_INSTRUCTIONS FOR THE TASK_: Only lines with the string "cosi" matter here; gather them from the material below.

## Start THE RECORDS

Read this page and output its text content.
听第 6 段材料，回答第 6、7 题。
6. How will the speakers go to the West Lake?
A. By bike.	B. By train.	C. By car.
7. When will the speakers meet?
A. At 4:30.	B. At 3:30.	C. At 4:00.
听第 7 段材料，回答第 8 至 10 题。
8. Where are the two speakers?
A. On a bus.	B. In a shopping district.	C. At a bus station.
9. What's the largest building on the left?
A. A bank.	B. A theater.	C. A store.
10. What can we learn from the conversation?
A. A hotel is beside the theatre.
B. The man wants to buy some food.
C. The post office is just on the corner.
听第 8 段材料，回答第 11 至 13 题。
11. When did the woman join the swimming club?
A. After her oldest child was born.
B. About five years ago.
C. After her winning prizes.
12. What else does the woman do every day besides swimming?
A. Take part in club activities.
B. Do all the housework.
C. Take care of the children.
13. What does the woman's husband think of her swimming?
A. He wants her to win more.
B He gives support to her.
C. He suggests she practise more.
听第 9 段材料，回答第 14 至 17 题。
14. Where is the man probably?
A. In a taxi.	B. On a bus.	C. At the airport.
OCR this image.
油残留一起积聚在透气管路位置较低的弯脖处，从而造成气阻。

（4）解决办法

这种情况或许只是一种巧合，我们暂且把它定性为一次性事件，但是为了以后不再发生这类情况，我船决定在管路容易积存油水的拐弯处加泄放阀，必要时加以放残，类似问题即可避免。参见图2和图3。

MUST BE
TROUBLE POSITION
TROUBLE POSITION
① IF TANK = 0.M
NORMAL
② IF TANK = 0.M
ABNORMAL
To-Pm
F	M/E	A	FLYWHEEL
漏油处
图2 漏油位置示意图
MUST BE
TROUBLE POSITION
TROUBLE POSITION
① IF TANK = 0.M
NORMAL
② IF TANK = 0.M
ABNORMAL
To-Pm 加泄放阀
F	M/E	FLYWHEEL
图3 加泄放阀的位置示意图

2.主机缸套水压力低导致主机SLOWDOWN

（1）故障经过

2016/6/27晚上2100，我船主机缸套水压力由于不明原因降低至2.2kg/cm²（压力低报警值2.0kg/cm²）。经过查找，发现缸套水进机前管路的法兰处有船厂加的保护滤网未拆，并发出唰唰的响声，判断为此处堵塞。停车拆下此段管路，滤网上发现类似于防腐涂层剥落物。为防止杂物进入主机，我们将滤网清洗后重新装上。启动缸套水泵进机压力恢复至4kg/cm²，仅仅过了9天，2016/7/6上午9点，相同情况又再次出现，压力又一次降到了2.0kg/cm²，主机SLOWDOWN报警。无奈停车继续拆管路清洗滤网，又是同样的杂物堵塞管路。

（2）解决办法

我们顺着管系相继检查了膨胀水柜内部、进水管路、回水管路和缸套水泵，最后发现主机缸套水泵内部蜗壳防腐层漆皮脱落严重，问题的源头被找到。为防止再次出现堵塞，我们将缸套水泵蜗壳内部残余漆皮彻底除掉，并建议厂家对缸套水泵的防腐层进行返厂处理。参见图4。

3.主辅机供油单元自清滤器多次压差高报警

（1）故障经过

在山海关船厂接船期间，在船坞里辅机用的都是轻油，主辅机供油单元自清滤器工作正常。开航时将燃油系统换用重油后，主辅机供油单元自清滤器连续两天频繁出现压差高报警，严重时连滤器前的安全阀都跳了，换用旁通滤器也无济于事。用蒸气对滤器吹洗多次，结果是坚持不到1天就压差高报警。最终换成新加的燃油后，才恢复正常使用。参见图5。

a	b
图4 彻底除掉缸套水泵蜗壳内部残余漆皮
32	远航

## End THE RECORDS
## Start THE RECORDS

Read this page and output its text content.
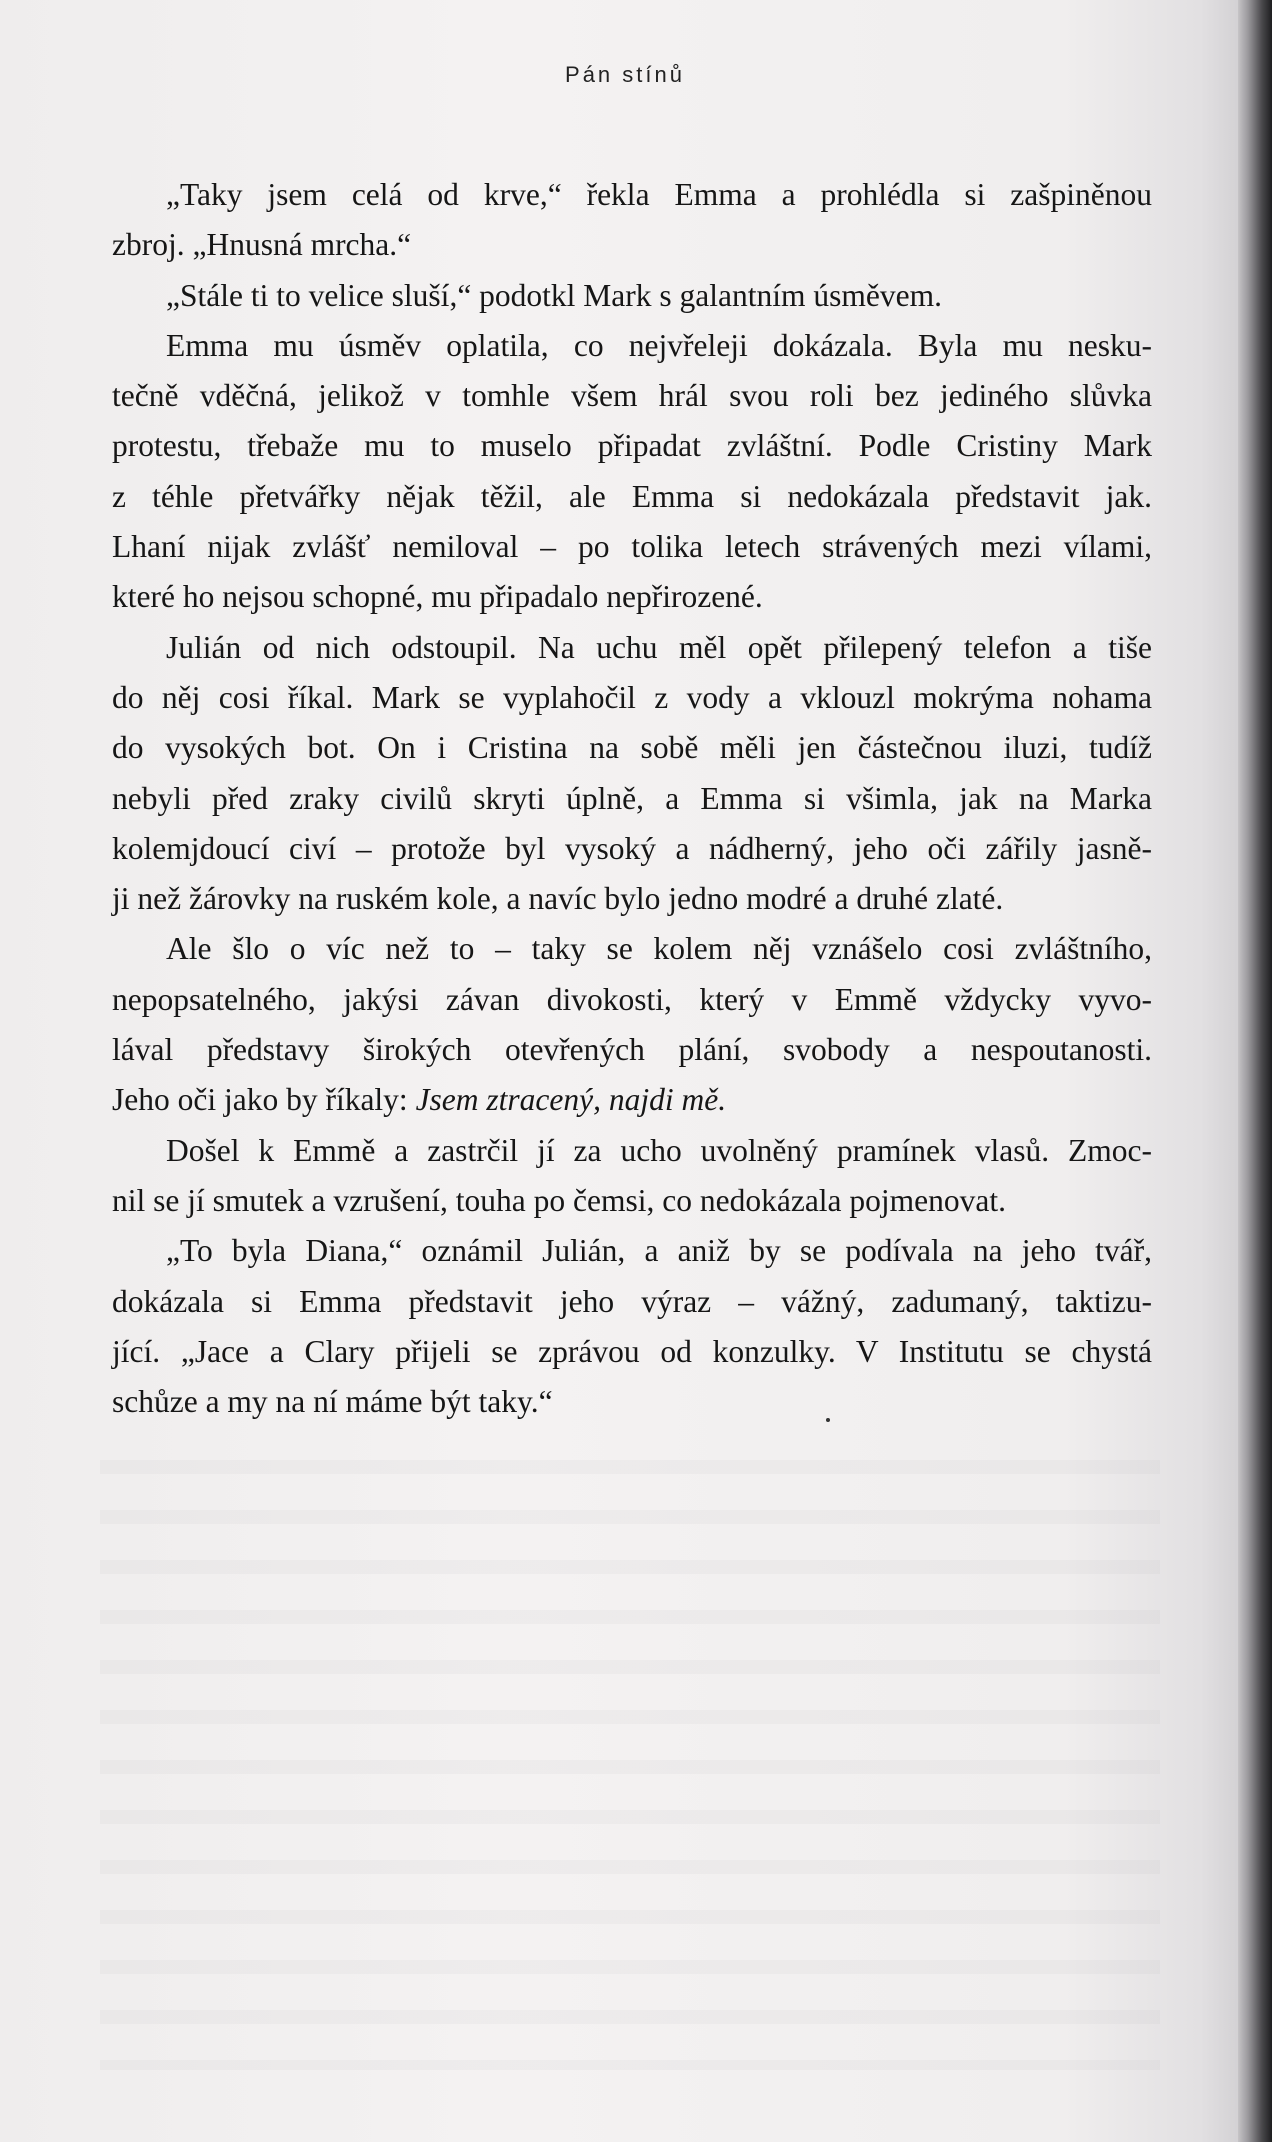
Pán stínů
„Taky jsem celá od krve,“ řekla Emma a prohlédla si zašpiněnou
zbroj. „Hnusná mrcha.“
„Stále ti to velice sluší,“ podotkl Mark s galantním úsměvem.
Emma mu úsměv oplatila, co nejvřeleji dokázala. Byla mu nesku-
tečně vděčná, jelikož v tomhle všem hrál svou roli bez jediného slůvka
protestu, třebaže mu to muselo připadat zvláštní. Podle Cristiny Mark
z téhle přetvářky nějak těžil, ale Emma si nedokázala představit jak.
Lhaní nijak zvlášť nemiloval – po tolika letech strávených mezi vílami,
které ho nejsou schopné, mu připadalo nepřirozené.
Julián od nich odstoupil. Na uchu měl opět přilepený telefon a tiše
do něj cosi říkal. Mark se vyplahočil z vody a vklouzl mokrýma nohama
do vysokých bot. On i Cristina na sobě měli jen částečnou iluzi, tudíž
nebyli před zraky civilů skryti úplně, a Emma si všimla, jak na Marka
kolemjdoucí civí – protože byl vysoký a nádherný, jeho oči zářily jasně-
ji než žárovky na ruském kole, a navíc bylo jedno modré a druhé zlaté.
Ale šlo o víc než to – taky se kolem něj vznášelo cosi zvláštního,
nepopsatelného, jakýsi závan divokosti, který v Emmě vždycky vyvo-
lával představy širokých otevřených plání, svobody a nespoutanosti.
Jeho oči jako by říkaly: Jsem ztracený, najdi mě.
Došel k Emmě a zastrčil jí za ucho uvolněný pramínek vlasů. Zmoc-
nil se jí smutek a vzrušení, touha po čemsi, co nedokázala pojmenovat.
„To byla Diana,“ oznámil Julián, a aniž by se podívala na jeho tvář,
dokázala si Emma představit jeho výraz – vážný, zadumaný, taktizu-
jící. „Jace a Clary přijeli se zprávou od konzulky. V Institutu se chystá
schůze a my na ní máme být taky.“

## End THE RECORDS
## Start THE RECORDS

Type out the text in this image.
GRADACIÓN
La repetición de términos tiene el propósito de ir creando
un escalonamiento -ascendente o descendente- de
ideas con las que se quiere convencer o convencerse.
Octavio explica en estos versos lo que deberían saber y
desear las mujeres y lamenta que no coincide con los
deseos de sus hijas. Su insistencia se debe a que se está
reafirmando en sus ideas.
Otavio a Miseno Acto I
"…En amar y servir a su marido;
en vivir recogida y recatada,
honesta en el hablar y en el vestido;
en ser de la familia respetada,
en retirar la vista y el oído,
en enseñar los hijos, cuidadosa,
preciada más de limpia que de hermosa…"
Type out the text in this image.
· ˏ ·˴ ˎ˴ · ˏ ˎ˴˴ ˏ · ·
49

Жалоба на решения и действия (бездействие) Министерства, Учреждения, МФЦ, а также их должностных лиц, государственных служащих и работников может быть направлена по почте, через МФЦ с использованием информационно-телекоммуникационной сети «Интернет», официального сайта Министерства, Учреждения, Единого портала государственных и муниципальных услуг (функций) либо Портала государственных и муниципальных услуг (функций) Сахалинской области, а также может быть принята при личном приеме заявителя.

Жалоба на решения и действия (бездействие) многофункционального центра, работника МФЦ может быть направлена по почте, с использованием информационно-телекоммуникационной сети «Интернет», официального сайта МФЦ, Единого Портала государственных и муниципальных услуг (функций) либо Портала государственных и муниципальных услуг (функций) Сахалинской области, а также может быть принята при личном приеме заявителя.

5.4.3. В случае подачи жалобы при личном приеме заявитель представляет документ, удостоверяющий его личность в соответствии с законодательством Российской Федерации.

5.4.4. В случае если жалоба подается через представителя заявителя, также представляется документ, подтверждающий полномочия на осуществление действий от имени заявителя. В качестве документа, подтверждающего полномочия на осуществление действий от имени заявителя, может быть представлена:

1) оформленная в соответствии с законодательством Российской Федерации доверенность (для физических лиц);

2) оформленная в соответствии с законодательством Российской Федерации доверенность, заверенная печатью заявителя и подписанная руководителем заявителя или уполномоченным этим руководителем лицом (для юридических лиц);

## End THE RECORDS

_RESULT_:
do něj cosi říkal. Mark se vyplahočil z vody a vklouzl mokrýma nohama
Ale šlo o víc než to – taky se kolem něj vznášelo cosi zvláštního,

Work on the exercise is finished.